**DEINE AUFGABE:** Gib aus dem Text über die Laizität in Frankreich eine Stelle wörtlich wieder: Fang bei den Worten „Mit seinem Konzept“ an und hör nach „von Burkhard Birke.“ auf.

Mit seinem Konzept einer positiven Laizität stellt der französische Präsident Nicolas Sarkozy die strikte Trennung von Staat und Religion in Frage. Sarkozys Kritiker werfen dem Präsidenten vor, er wolle christlich-jüdische Werte festschreiben und betonen, um den Islam, insbesondere den Bau von Moscheen und die Ausbildung der Imame, besser kontrollieren zu können. Ein Beitrag von Burkhard Birke.

    Ein Geschworenenprozess wird angeblich wegen des islamischen Fastenmonats Ramadan verschoben. Ein Gericht annulliert eine Ehe, weil die Braut ihrem muslimischen Gatten die Jungfräulichkeit vorgespielt und damit einen schwerwiegenden Tatbestand verschwiegen hatte. Auf solche Nachrichten reagiert Frankreichs Öffentlichkeit empfindlich. Denn dass die Religion stillschweigend Einzug in die weltlichen Gefilde hält, ist einem strikt laizistischen Staat undenkbar.

**MITGELIEFERTES MATERIAL:**
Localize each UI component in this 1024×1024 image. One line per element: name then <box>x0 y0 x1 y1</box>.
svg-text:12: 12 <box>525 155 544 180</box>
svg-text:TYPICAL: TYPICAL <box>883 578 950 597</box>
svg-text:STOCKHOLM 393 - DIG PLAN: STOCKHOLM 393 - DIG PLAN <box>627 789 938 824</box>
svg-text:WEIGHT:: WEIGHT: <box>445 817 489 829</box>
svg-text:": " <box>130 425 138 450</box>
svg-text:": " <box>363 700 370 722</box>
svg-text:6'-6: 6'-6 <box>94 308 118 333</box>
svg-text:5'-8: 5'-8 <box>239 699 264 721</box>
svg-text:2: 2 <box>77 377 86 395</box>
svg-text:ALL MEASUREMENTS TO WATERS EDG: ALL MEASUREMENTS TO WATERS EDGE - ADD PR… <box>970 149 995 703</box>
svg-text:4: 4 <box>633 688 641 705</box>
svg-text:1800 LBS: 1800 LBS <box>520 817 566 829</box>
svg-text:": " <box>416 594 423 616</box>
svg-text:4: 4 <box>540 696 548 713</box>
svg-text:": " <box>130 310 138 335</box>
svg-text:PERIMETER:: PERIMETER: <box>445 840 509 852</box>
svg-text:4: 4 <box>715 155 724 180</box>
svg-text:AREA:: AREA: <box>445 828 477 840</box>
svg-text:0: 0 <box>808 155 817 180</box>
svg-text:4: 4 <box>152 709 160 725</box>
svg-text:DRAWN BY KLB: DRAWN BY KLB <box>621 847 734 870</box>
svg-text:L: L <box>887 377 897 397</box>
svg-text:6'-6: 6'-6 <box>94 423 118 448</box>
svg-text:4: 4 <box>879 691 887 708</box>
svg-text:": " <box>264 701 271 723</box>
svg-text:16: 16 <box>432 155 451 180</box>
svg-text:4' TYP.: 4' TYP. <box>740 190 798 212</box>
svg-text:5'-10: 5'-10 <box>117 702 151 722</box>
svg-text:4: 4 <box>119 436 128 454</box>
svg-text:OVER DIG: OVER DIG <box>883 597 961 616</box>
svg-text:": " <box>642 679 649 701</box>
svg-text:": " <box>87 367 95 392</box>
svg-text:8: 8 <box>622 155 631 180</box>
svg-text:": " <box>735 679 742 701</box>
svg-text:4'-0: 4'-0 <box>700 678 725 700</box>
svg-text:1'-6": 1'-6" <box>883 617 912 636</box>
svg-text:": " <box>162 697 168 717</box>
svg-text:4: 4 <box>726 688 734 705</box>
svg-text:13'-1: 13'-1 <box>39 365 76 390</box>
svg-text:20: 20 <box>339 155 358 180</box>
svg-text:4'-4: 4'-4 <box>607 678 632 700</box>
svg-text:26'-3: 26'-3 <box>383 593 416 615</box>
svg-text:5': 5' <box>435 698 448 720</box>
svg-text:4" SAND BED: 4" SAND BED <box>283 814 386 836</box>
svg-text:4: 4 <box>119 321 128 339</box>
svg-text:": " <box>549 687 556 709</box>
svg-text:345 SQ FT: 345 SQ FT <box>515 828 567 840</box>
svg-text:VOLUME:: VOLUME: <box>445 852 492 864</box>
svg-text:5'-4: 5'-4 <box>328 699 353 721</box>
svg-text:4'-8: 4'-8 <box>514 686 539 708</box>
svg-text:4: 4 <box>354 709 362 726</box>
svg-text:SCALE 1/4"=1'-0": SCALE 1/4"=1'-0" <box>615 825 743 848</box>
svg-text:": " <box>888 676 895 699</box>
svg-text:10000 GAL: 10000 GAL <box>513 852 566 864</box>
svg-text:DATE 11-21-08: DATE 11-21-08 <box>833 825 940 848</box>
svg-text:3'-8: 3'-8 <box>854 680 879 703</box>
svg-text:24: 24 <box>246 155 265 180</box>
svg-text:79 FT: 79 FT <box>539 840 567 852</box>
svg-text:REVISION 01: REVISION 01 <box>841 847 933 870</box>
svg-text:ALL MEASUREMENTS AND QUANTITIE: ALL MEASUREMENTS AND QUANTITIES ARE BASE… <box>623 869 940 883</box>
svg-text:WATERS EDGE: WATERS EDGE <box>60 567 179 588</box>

**SCHRIFTLICHE LÖSUNG:**
Mit seinem Konzept einer positiven Laizität stellt der französische Präsident Nicolas Sarkozy die strikte Trennung von Staat und Religion in Frage. Sarkozys Kritiker werfen dem Präsidenten vor, er wolle christlich-jüdische Werte festschreiben und betonen, um den Islam, insbesondere den Bau von Moscheen und die Ausbildung der Imame, besser kontrollieren zu können. Ein Beitrag von Burkhard Birke.